When you restate the data, keep every word as it is and drop the images.

------------------------------------------------------------------------

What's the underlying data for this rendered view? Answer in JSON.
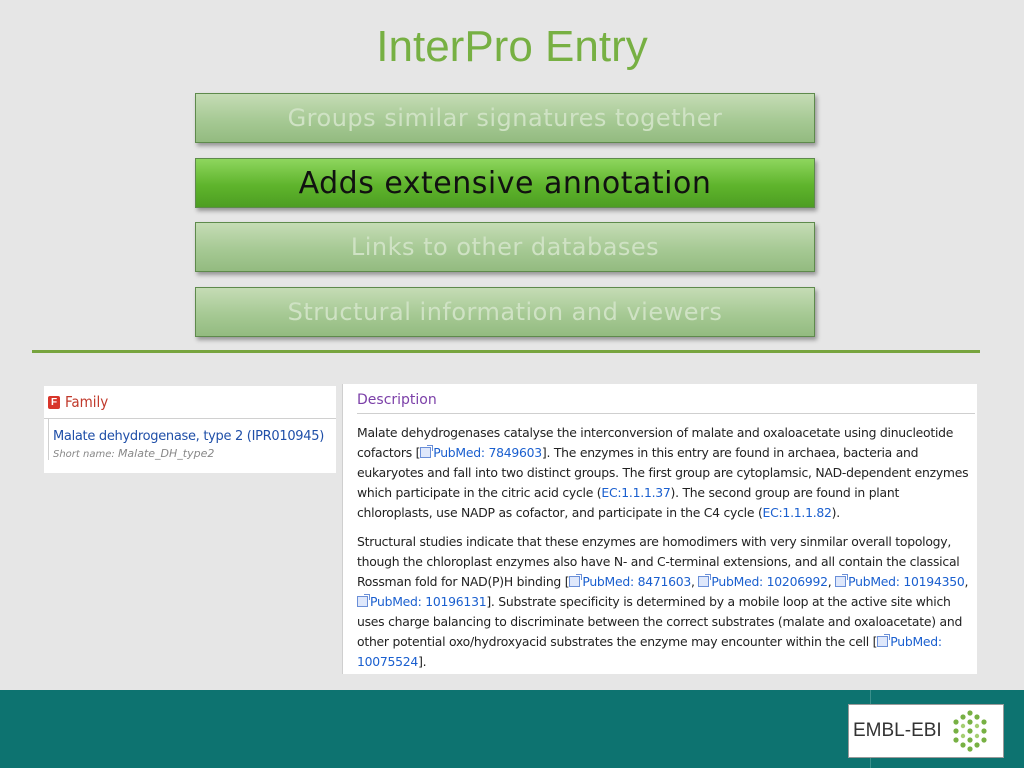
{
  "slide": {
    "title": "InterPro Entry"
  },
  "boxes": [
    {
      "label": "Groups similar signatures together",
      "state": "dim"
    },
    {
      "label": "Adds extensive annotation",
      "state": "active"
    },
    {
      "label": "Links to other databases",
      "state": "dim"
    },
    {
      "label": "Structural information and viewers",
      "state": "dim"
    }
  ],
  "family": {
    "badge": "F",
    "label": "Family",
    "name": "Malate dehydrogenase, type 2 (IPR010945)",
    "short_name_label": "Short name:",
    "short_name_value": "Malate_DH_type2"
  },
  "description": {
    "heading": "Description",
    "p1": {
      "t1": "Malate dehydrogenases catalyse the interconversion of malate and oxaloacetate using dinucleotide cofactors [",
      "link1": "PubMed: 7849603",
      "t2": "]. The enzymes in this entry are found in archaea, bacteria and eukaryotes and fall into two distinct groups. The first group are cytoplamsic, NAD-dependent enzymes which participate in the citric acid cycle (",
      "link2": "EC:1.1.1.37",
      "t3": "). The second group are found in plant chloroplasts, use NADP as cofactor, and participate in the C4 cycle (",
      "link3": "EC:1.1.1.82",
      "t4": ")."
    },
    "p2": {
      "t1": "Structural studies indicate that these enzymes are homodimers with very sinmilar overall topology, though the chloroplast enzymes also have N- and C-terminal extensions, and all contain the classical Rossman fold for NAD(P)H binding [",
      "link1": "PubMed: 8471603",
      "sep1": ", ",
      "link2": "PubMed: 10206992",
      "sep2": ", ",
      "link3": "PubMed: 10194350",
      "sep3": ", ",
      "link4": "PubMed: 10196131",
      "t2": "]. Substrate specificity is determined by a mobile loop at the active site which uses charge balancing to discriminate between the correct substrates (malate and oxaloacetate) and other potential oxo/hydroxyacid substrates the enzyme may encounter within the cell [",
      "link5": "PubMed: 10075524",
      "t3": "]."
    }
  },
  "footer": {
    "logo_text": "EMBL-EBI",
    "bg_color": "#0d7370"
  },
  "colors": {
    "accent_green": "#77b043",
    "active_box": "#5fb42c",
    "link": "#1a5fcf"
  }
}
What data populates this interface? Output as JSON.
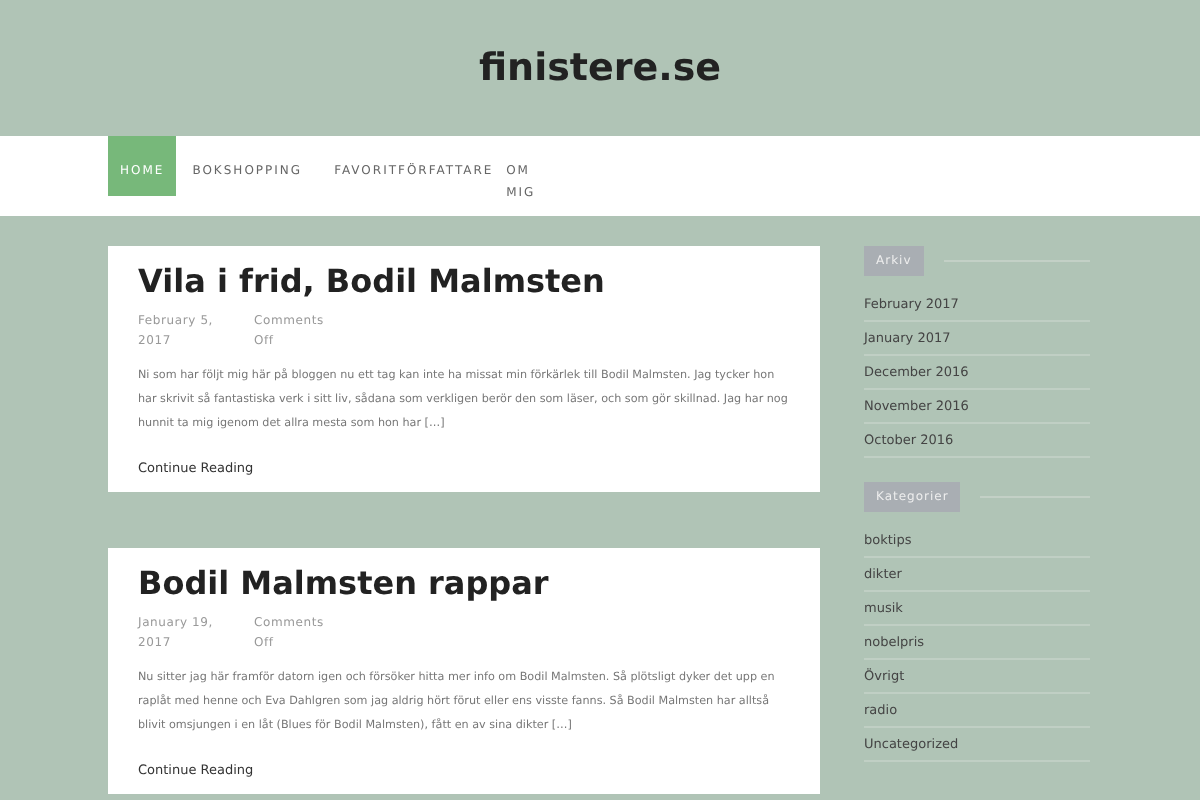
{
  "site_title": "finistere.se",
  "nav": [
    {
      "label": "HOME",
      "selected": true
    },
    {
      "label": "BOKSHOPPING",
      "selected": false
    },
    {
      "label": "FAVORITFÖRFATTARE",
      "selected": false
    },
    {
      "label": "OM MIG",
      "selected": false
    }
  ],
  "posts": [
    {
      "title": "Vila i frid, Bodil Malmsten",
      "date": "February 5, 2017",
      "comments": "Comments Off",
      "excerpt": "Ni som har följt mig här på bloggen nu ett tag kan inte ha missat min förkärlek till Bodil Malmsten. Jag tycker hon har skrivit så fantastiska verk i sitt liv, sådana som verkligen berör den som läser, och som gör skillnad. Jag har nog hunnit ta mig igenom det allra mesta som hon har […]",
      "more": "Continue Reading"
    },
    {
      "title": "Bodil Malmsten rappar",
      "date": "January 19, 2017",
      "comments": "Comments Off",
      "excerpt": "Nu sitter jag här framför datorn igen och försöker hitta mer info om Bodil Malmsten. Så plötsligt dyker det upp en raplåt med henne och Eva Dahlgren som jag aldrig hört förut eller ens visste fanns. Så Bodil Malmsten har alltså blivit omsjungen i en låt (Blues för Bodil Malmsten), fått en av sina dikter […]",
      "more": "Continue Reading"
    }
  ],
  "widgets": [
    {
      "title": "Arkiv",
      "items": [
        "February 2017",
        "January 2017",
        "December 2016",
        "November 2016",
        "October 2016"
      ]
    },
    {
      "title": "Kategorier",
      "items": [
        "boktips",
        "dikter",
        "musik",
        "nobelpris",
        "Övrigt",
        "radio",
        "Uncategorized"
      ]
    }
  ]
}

------------------------------------------------------------------------

- _Answer box_:
What's the underlying data for this rendered view? Answer in JSON.
{
  "slide": {
    "title": "InterPro Entry"
  },
  "boxes": [
    {
      "label": "Groups similar signatures together",
      "state": "dim"
    },
    {
      "label": "Adds extensive annotation",
      "state": "active"
    },
    {
      "label": "Links to other databases",
      "state": "dim"
    },
    {
      "label": "Structural information and viewers",
      "state": "dim"
    }
  ],
  "family": {
    "badge": "F",
    "label": "Family",
    "name": "Malate dehydrogenase, type 2 (IPR010945)",
    "short_name_label": "Short name:",
    "short_name_value": "Malate_DH_type2"
  },
  "description": {
    "heading": "Description",
    "p1": {
      "t1": "Malate dehydrogenases catalyse the interconversion of malate and oxaloacetate using dinucleotide cofactors [",
      "link1": "PubMed: 7849603",
      "t2": "]. The enzymes in this entry are found in archaea, bacteria and eukaryotes and fall into two distinct groups. The first group are cytoplamsic, NAD-dependent enzymes which participate in the citric acid cycle (",
      "link2": "EC:1.1.1.37",
      "t3": "). The second group are found in plant chloroplasts, use NADP as cofactor, and participate in the C4 cycle (",
      "link3": "EC:1.1.1.82",
      "t4": ")."
    },
    "p2": {
      "t1": "Structural studies indicate that these enzymes are homodimers with very sinmilar overall topology, though the chloroplast enzymes also have N- and C-terminal extensions, and all contain the classical Rossman fold for NAD(P)H binding [",
      "link1": "PubMed: 8471603",
      "sep1": ", ",
      "link2": "PubMed: 10206992",
      "sep2": ", ",
      "link3": "PubMed: 10194350",
      "sep3": ", ",
      "link4": "PubMed: 10196131",
      "t2": "]. Substrate specificity is determined by a mobile loop at the active site which uses charge balancing to discriminate between the correct substrates (malate and oxaloacetate) and other potential oxo/hydroxyacid substrates the enzyme may encounter within the cell [",
      "link5": "PubMed: 10075524",
      "t3": "]."
    }
  },
  "footer": {
    "logo_text": "EMBL-EBI",
    "bg_color": "#0d7370"
  },
  "colors": {
    "accent_green": "#77b043",
    "active_box": "#5fb42c",
    "link": "#1a5fcf"
  }
}
What data populates this interface? Output as JSON.
{
  "site_title": "finistere.se",
  "nav": [
    {
      "label": "HOME",
      "selected": true
    },
    {
      "label": "BOKSHOPPING",
      "selected": false
    },
    {
      "label": "FAVORITFÖRFATTARE",
      "selected": false
    },
    {
      "label": "OM MIG",
      "selected": false
    }
  ],
  "posts": [
    {
      "title": "Vila i frid, Bodil Malmsten",
      "date": "February 5, 2017",
      "comments": "Comments Off",
      "excerpt": "Ni som har följt mig här på bloggen nu ett tag kan inte ha missat min förkärlek till Bodil Malmsten. Jag tycker hon har skrivit så fantastiska verk i sitt liv, sådana som verkligen berör den som läser, och som gör skillnad. Jag har nog hunnit ta mig igenom det allra mesta som hon har […]",
      "more": "Continue Reading"
    },
    {
      "title": "Bodil Malmsten rappar",
      "date": "January 19, 2017",
      "comments": "Comments Off",
      "excerpt": "Nu sitter jag här framför datorn igen och försöker hitta mer info om Bodil Malmsten. Så plötsligt dyker det upp en raplåt med henne och Eva Dahlgren som jag aldrig hört förut eller ens visste fanns. Så Bodil Malmsten har alltså blivit omsjungen i en låt (Blues för Bodil Malmsten), fått en av sina dikter […]",
      "more": "Continue Reading"
    }
  ],
  "widgets": [
    {
      "title": "Arkiv",
      "items": [
        "February 2017",
        "January 2017",
        "December 2016",
        "November 2016",
        "October 2016"
      ]
    },
    {
      "title": "Kategorier",
      "items": [
        "boktips",
        "dikter",
        "musik",
        "nobelpris",
        "Övrigt",
        "radio",
        "Uncategorized"
      ]
    }
  ]
}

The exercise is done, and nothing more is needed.